* [Request] Every entry that follows should be repeated exactly; drop the images.

# Entries provided start

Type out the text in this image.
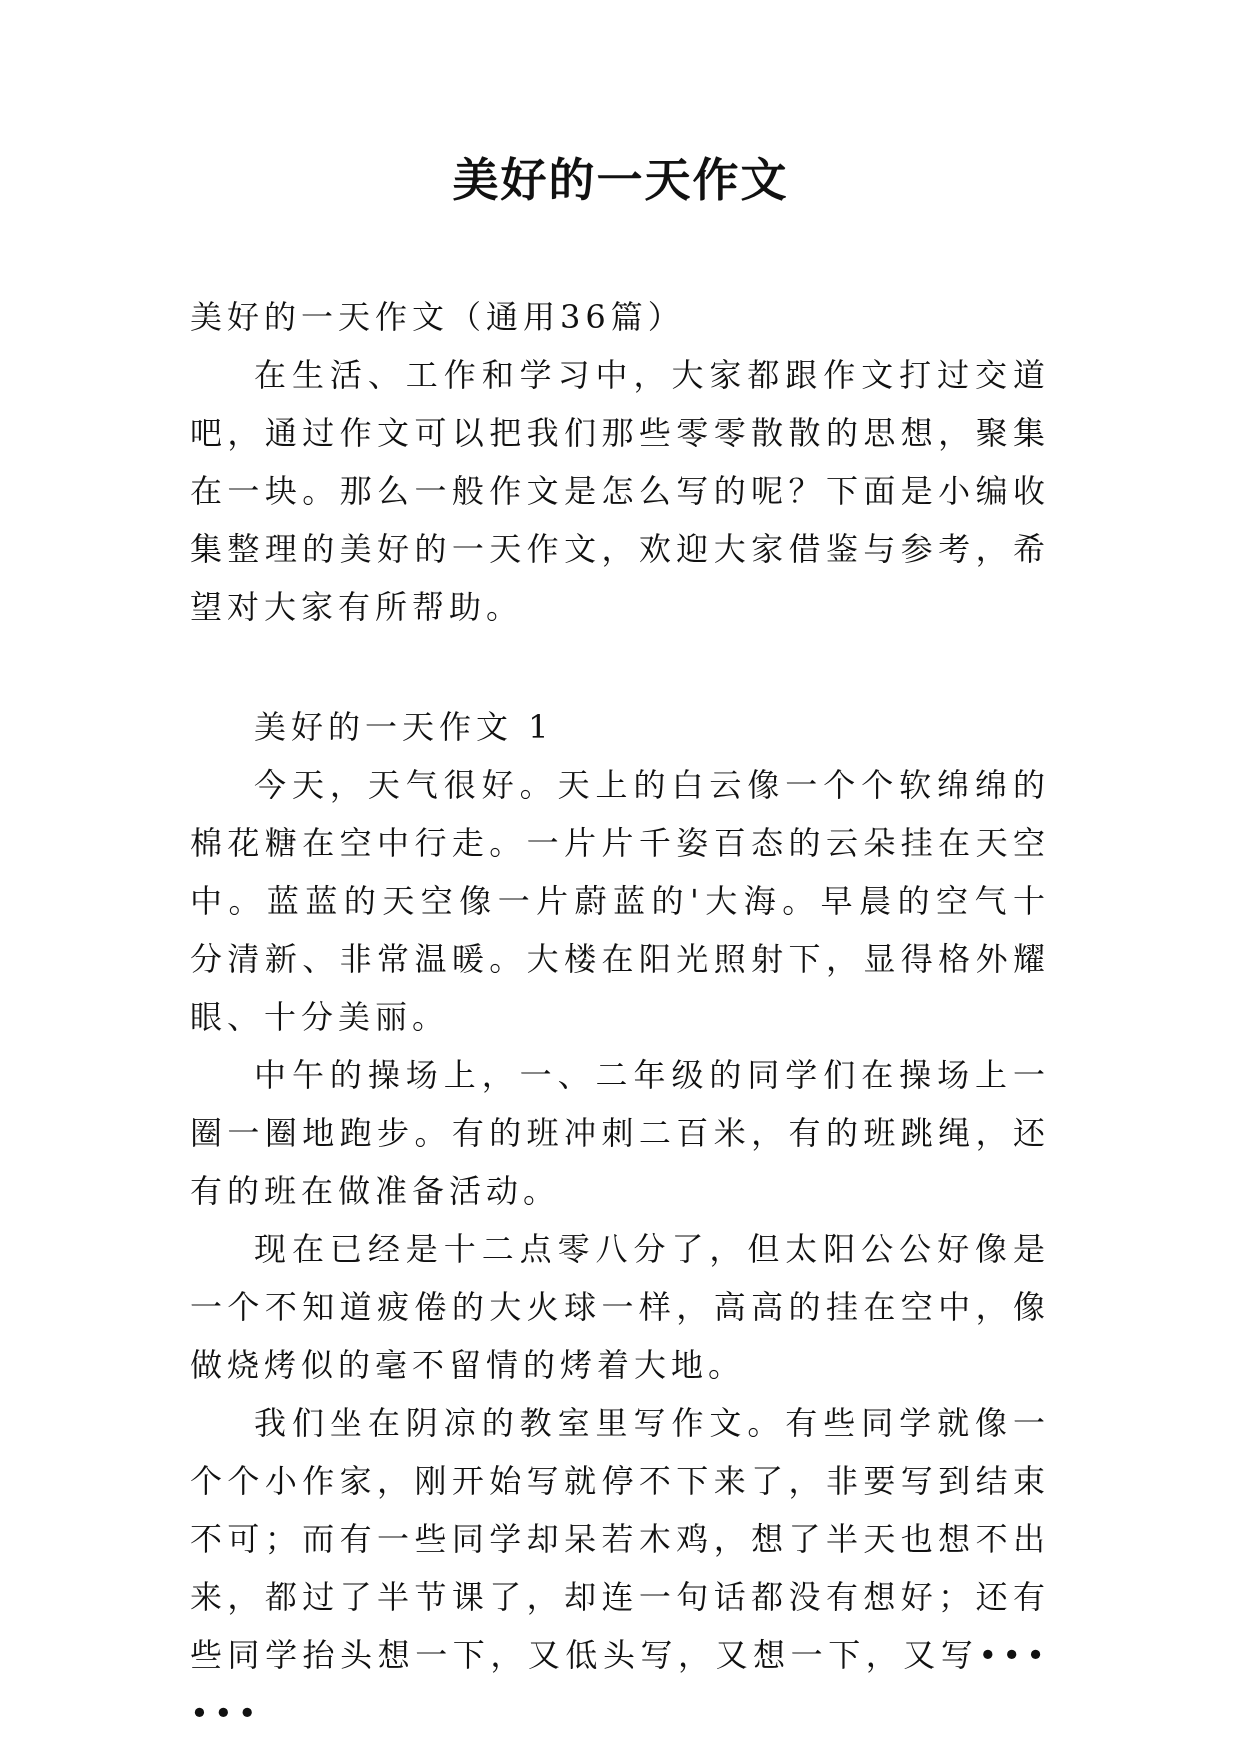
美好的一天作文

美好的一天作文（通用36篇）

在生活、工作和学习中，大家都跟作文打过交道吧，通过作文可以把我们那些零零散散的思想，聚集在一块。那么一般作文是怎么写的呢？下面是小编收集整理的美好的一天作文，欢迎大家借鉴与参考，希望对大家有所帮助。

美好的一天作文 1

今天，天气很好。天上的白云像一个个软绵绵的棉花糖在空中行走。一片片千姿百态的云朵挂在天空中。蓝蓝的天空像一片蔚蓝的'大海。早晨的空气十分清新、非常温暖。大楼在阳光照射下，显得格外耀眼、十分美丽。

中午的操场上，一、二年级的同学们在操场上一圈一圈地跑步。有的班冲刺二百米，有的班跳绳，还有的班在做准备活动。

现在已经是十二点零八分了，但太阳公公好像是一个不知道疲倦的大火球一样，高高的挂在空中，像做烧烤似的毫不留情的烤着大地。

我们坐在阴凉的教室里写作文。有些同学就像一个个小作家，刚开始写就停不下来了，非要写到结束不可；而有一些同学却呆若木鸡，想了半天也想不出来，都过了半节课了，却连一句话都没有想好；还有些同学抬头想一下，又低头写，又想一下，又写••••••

# Entries provided end

* [Solution below]
Type out the text in this image.
美好的一天作文

美好的一天作文（通用36篇）

在生活、工作和学习中，大家都跟作文打过交道吧，通过作文可以把我们那些零零散散的思想，聚集在一块。那么一般作文是怎么写的呢？下面是小编收集整理的美好的一天作文，欢迎大家借鉴与参考，希望对大家有所帮助。

美好的一天作文 1

今天，天气很好。天上的白云像一个个软绵绵的棉花糖在空中行走。一片片千姿百态的云朵挂在天空中。蓝蓝的天空像一片蔚蓝的'大海。早晨的空气十分清新、非常温暖。大楼在阳光照射下，显得格外耀眼、十分美丽。

中午的操场上，一、二年级的同学们在操场上一圈一圈地跑步。有的班冲刺二百米，有的班跳绳，还有的班在做准备活动。

现在已经是十二点零八分了，但太阳公公好像是一个不知道疲倦的大火球一样，高高的挂在空中，像做烧烤似的毫不留情的烤着大地。

我们坐在阴凉的教室里写作文。有些同学就像一个个小作家，刚开始写就停不下来了，非要写到结束不可；而有一些同学却呆若木鸡，想了半天也想不出来，都过了半节课了，却连一句话都没有想好；还有些同学抬头想一下，又低头写，又想一下，又写••••••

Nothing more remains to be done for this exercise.